What is required: Only lines with the word "PERFORMANCE" are needed; collect each of them from the listing below.

■ ■ ■ ■ ■

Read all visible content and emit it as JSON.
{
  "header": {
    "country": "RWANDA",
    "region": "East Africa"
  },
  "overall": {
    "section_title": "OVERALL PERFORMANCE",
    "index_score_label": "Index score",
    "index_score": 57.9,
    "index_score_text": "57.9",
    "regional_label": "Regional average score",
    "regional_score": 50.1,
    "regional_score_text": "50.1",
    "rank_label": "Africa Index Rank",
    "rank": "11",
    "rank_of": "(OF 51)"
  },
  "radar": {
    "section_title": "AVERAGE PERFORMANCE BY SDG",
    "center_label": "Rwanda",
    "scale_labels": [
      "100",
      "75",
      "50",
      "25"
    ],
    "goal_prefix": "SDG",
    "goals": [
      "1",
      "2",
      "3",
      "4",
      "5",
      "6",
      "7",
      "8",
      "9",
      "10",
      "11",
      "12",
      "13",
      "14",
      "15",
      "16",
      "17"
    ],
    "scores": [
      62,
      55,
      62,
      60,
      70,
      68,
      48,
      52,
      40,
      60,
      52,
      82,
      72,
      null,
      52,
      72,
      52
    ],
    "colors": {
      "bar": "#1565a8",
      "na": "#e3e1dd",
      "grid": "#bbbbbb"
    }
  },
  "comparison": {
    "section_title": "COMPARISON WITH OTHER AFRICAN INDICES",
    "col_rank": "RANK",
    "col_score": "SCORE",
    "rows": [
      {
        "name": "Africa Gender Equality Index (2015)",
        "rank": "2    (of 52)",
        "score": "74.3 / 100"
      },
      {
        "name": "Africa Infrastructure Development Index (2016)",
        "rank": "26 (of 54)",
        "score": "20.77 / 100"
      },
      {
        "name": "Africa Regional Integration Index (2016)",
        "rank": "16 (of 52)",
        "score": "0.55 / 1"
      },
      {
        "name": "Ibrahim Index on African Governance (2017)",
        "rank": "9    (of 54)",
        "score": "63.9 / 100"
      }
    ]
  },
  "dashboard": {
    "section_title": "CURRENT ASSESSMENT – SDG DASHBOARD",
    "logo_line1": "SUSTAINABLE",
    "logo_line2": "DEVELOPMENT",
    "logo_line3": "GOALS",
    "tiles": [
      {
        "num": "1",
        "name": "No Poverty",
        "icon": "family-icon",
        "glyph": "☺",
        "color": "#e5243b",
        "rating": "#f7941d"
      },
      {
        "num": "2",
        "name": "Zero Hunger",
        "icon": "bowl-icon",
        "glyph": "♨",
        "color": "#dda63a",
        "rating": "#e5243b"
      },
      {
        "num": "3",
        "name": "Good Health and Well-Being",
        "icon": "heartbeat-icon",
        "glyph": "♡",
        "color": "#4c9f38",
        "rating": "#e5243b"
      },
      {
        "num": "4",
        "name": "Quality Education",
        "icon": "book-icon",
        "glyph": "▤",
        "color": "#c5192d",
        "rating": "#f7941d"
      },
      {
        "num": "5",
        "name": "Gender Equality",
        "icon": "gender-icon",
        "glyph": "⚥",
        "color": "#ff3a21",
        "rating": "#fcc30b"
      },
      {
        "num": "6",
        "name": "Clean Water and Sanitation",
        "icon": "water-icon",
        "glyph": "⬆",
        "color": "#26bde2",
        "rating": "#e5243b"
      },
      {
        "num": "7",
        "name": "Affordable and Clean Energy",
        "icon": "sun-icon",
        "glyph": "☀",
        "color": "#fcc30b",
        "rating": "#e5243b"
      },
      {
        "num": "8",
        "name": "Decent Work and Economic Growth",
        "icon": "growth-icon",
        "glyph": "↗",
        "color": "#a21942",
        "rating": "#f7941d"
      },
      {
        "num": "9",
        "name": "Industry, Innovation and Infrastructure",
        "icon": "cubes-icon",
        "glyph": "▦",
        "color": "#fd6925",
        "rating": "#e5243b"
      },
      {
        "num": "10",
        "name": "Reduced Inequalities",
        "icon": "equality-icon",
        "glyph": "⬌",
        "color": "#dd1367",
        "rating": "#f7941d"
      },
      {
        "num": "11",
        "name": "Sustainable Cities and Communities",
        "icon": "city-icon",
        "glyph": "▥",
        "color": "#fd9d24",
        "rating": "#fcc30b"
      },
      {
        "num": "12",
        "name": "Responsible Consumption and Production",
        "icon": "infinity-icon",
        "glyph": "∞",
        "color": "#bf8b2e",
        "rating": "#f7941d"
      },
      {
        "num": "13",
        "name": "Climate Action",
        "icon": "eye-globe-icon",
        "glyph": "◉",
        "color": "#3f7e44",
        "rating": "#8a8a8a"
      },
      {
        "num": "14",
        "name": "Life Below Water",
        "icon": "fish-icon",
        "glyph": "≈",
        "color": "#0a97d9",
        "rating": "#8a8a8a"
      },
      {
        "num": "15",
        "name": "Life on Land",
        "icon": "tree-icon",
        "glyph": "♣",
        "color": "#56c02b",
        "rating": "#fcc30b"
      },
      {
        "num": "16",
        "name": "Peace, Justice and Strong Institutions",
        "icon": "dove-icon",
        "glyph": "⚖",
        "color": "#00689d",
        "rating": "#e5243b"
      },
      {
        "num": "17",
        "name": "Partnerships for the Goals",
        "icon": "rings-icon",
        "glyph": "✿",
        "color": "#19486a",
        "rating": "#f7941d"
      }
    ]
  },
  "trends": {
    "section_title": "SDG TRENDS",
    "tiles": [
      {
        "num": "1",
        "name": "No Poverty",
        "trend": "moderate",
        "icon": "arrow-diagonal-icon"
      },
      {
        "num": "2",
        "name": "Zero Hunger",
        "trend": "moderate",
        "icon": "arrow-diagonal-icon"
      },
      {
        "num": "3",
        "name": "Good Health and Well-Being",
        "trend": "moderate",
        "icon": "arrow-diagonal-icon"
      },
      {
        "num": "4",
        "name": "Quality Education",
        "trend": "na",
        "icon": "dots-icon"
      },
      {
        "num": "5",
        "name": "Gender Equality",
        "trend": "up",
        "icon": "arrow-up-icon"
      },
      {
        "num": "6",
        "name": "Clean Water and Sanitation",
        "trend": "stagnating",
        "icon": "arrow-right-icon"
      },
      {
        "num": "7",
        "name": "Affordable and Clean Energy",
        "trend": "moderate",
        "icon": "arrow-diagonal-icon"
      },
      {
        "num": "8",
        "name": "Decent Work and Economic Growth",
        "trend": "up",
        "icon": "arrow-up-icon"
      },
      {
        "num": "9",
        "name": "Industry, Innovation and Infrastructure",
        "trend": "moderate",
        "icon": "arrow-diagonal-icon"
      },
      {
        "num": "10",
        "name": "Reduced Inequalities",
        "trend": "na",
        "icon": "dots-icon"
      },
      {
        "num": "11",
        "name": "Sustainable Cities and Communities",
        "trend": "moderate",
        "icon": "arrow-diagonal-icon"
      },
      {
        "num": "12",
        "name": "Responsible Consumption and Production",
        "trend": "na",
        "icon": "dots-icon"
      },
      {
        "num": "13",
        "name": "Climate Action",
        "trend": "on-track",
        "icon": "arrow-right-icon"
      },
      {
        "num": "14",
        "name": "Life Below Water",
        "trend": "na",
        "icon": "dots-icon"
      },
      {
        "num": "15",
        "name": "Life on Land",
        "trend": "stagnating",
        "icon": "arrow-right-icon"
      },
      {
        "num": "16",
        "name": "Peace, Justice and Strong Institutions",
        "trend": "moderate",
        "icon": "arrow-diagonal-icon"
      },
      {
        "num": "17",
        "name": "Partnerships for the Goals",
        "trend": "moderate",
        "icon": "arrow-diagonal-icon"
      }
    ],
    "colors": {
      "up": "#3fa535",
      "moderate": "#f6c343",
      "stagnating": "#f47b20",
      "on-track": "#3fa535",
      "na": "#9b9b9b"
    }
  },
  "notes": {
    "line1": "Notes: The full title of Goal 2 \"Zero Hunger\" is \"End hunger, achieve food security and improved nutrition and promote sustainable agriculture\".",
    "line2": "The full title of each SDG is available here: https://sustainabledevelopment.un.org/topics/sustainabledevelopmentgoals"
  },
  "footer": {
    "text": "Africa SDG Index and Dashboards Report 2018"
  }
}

■ ■ ■ ■ ■

Answer to the exercise:
    "section_title": "OVERALL PERFORMANCE",
    "section_title": "AVERAGE PERFORMANCE BY SDG",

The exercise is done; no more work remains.